**EXERCISE GOAL**
Rewrite the material below with every "staticText" changed to "text", leaving everything else unchanged.

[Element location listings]
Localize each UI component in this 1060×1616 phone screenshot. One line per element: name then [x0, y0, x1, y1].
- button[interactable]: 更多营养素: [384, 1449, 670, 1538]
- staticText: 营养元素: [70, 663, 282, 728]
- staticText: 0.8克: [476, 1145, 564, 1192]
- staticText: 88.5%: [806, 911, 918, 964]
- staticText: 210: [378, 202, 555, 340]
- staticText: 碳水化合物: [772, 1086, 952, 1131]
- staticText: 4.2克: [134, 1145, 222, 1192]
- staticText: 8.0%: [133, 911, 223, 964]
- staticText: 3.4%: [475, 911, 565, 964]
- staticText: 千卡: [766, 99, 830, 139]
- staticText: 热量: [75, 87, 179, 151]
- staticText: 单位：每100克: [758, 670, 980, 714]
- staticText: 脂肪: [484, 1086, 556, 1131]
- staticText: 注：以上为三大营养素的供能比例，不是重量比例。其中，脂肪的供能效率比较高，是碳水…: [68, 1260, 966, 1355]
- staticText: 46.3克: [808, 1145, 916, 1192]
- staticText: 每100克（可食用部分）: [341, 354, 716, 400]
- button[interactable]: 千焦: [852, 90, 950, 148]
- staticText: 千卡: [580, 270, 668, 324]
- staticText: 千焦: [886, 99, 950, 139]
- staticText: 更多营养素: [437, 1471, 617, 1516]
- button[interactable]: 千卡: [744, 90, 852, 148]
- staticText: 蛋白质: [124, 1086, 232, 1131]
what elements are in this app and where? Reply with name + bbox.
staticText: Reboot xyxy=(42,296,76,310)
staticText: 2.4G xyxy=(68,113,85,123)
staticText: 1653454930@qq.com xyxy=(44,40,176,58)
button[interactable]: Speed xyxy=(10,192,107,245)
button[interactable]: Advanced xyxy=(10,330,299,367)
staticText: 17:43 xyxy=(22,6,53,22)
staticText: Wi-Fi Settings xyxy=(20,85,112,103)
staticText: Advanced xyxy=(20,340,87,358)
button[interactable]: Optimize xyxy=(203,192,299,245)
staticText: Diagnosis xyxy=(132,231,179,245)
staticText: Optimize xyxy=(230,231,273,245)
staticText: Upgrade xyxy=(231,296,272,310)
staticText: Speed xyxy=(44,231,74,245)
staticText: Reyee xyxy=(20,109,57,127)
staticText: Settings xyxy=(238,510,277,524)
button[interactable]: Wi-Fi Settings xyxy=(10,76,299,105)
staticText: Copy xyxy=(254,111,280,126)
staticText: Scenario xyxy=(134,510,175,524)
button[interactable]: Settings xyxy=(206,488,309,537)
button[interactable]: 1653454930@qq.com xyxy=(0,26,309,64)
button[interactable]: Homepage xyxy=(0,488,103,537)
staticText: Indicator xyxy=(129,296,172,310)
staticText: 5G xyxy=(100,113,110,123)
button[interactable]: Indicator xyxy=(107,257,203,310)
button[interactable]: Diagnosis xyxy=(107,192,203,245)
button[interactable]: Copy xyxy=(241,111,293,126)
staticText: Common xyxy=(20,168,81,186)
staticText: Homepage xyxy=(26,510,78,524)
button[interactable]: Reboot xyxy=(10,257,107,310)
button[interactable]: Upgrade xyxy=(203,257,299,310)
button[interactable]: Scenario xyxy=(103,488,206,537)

**EXERCISE OUTPUT**
Localize each UI component in this 1060×1616 phone screenshot. One line per element: name then [x0, y0, x1, y1].
- button[interactable]: 更多营养素: [384, 1449, 670, 1538]
- text: 营养元素: [70, 663, 282, 728]
- text: 0.8克: [476, 1145, 564, 1192]
- text: 88.5%: [806, 911, 918, 964]
- text: 210: [378, 202, 555, 340]
- text: 碳水化合物: [772, 1086, 952, 1131]
- text: 4.2克: [134, 1145, 222, 1192]
- text: 8.0%: [133, 911, 223, 964]
- text: 3.4%: [475, 911, 565, 964]
- text: 千卡: [766, 99, 830, 139]
- text: 热量: [75, 87, 179, 151]
- text: 单位：每100克: [758, 670, 980, 714]
- text: 脂肪: [484, 1086, 556, 1131]
- text: 注：以上为三大营养素的供能比例，不是重量比例。其中，脂肪的供能效率比较高，是碳水…: [68, 1260, 966, 1355]
- text: 46.3克: [808, 1145, 916, 1192]
- text: 每100克（可食用部分）: [341, 354, 716, 400]
- button[interactable]: 千焦: [852, 90, 950, 148]
- text: 千卡: [580, 270, 668, 324]
- text: 千焦: [886, 99, 950, 139]
- text: 更多营养素: [437, 1471, 617, 1516]
- button[interactable]: 千卡: [744, 90, 852, 148]
- text: 蛋白质: [124, 1086, 232, 1131]
what elements are in this app and where? Reply with name + bbox.
text: Reboot xyxy=(42,296,76,310)
text: 2.4G xyxy=(68,113,85,123)
text: 1653454930@qq.com xyxy=(44,40,176,58)
button[interactable]: Speed xyxy=(10,192,107,245)
button[interactable]: Advanced xyxy=(10,330,299,367)
text: 17:43 xyxy=(22,6,53,22)
text: Wi-Fi Settings xyxy=(20,85,112,103)
text: Advanced xyxy=(20,340,87,358)
button[interactable]: Optimize xyxy=(203,192,299,245)
text: Diagnosis xyxy=(132,231,179,245)
text: Optimize xyxy=(230,231,273,245)
text: Upgrade xyxy=(231,296,272,310)
text: Speed xyxy=(44,231,74,245)
text: Reyee xyxy=(20,109,57,127)
text: Settings xyxy=(238,510,277,524)
button[interactable]: Wi-Fi Settings xyxy=(10,76,299,105)
text: Copy xyxy=(254,111,280,126)
text: Scenario xyxy=(134,510,175,524)
button[interactable]: Settings xyxy=(206,488,309,537)
button[interactable]: 1653454930@qq.com xyxy=(0,26,309,64)
button[interactable]: Homepage xyxy=(0,488,103,537)
text: Indicator xyxy=(129,296,172,310)
text: 5G xyxy=(100,113,110,123)
button[interactable]: Indicator xyxy=(107,257,203,310)
button[interactable]: Diagnosis xyxy=(107,192,203,245)
button[interactable]: Copy xyxy=(241,111,293,126)
text: Common xyxy=(20,168,81,186)
text: Homepage xyxy=(26,510,78,524)
button[interactable]: Reboot xyxy=(10,257,107,310)
button[interactable]: Upgrade xyxy=(203,257,299,310)
button[interactable]: Scenario xyxy=(103,488,206,537)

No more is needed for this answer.